- DATA LISTING
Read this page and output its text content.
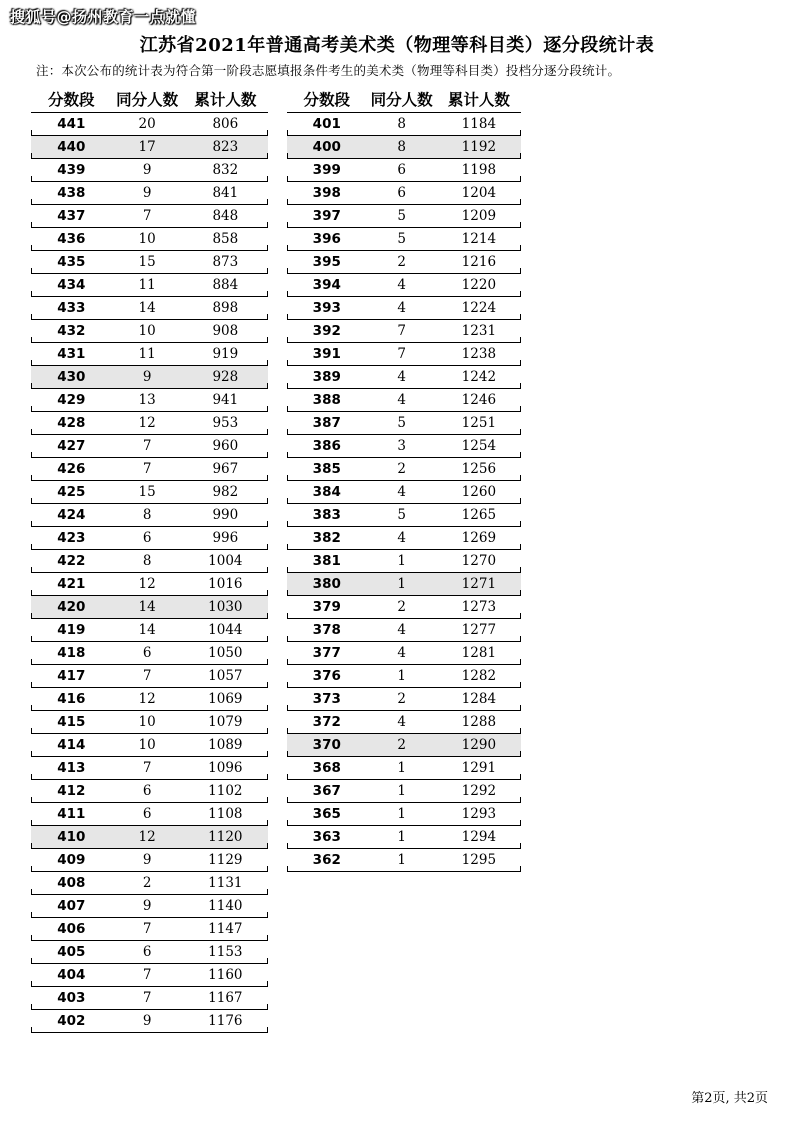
搜狐号@扬州教育一点就懂
江苏省2021年普通高考美术类（物理等科目类）逐分段统计表
注：本次公布的统计表为符合第一阶段志愿填报条件考生的美术类（物理等科目类）投档分逐分段统计。
分数段	同分人数	累计人数
441	20	806
440	17	823
439	9	832
438	9	841
437	7	848
436	10	858
435	15	873
434	11	884
433	14	898
432	10	908
431	11	919
430	9	928
429	13	941
428	12	953
427	7	960
426	7	967
425	15	982
424	8	990
423	6	996
422	8	1004
421	12	1016
420	14	1030
419	14	1044
418	6	1050
417	7	1057
416	12	1069
415	10	1079
414	10	1089
413	7	1096
412	6	1102
411	6	1108
410	12	1120
409	9	1129
408	2	1131
407	9	1140
406	7	1147
405	6	1153
404	7	1160
403	7	1167
402	9	1176
分数段	同分人数 累计人数
401	8	1184
400	8	1192
399	6	1198
398	6	1204
397	5	1209
396	5	1214
395	2	1216
394	4	1220
393	4	1224
392	7	1231
391	7	1238
389	4	1242
388	4	1246
387	5	1251
386	3	1254
385	2	1256
384	4	1260
383	5	1265
382	4	1269
381	1	1270
380	1	1271
379	2	1273
378	4	1277
377	4	1281
376	1	1282
373	2	1284
372	4	1288
370	2	1290
368	1	1291
367	1	1292
365	1	1293
363	1	1294
362	1	1295
第2页, 共2页
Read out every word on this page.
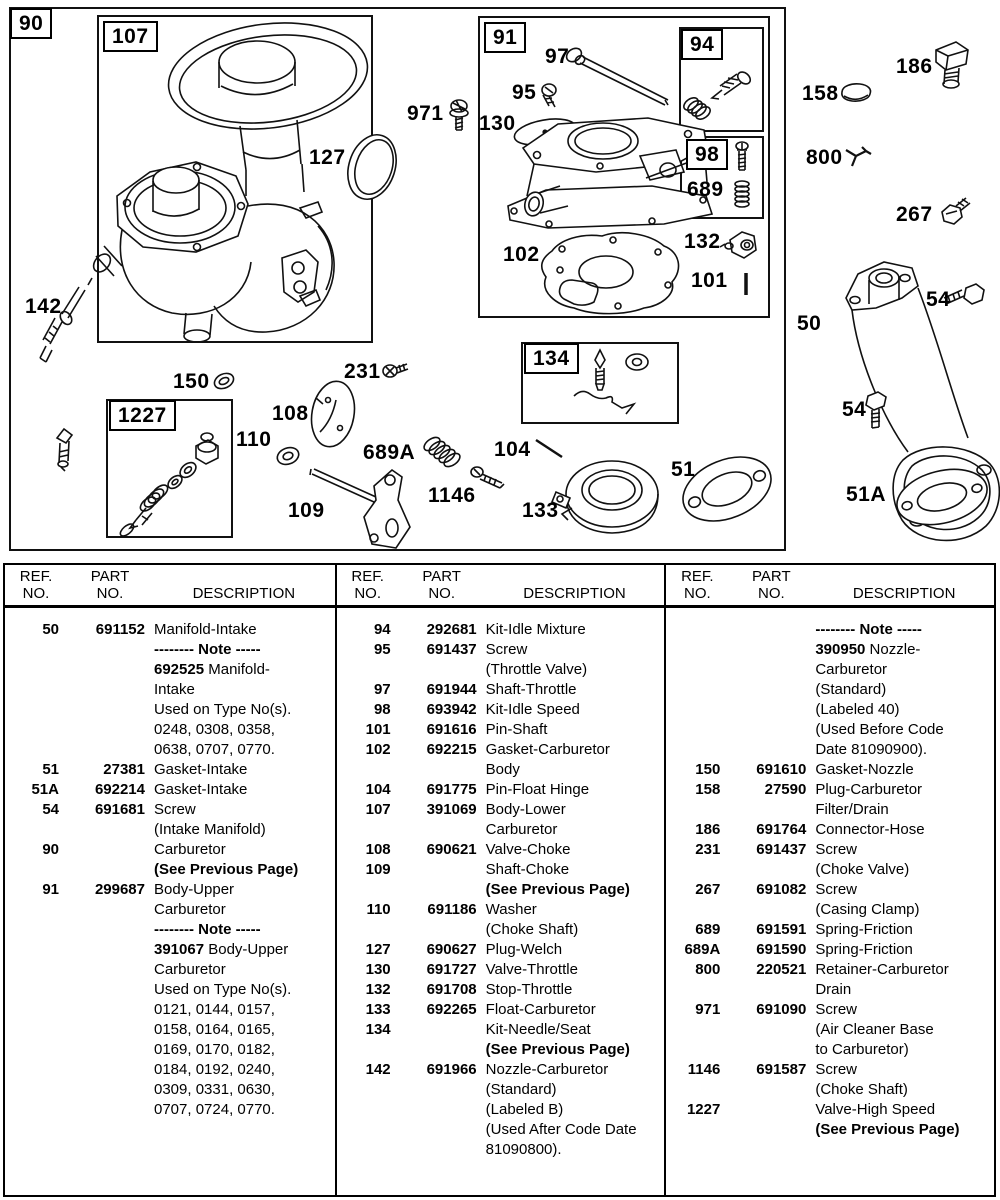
90
107
127
971
91
97
95
130
94
98
689
132
101
102
186
158
800
267
54
50
54
51A
51
142
150
1227
231
108
110
689A	104
1146
109	133
134
REF.
NO.
PART
NO.	DESCRIPTION
50	691152 Manifold-Intake
-------- Note -----
692525 Manifold-
Intake
Used on Type No(s).
0248, 0308, 0358,
0638, 0707, 0770.
51	27381 Gasket-Intake
51A	692214 Gasket-Intake
54	691681 Screw
(Intake Manifold)
90	Carburetor
(See Previous Page)
91	299687 Body-Upper
Carburetor
-------- Note -----
391067 Body-Upper
Carburetor
Used on Type No(s).
0121, 0144, 0157,
0158, 0164, 0165,
0169, 0170, 0182,
0184, 0192, 0240,
0309, 0331, 0630,
0707, 0724, 0770.
REF.
NO.
PART
NO.	DESCRIPTION
94	292681 Kit-Idle Mixture
95	691437 Screw
(Throttle Valve)
97	691944 Shaft-Throttle
98	693942 Kit-Idle Speed
101	691616 Pin-Shaft
102	692215 Gasket-Carburetor
Body
104	691775 Pin-Float Hinge
107	391069 Body-Lower
Carburetor
108	690621 Valve-Choke
109	Shaft-Choke
(See Previous Page)
110	691186 Washer
(Choke Shaft)
127	690627 Plug-Welch
130	691727 Valve-Throttle
132	691708 Stop-Throttle
133	692265 Float-Carburetor
134	Kit-Needle/Seat
(See Previous Page)
142	691966 Nozzle-Carburetor
(Standard)
(Labeled B)
(Used After Code Date
81090800).
REF.
NO.
PART
NO.	DESCRIPTION
-------- Note -----
390950 Nozzle-
Carburetor
(Standard)
(Labeled 40)
(Used Before Code
Date 81090900).
150	691610 Gasket-Nozzle
158	27590 Plug-Carburetor
Filter/Drain
186	691764 Connector-Hose
231	691437 Screw
(Choke Valve)
267	691082 Screw
(Casing Clamp)
689	691591 Spring-Friction
689A	691590 Spring-Friction
800	220521 Retainer-Carburetor
Drain
971	691090 Screw
(Air Cleaner Base
to Carburetor)
1146	691587 Screw
(Choke Shaft)
1227	Valve-High Speed
(See Previous Page)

- INSTRUCTIONS TO FOLLOW
Read the data above and pull out each line that holds the string "Shaft".

- FINAL RESULT
97	691944 Shaft-Throttle
101	691616 Pin-Shaft
109	Shaft-Choke
(Choke Shaft)
(Choke Shaft)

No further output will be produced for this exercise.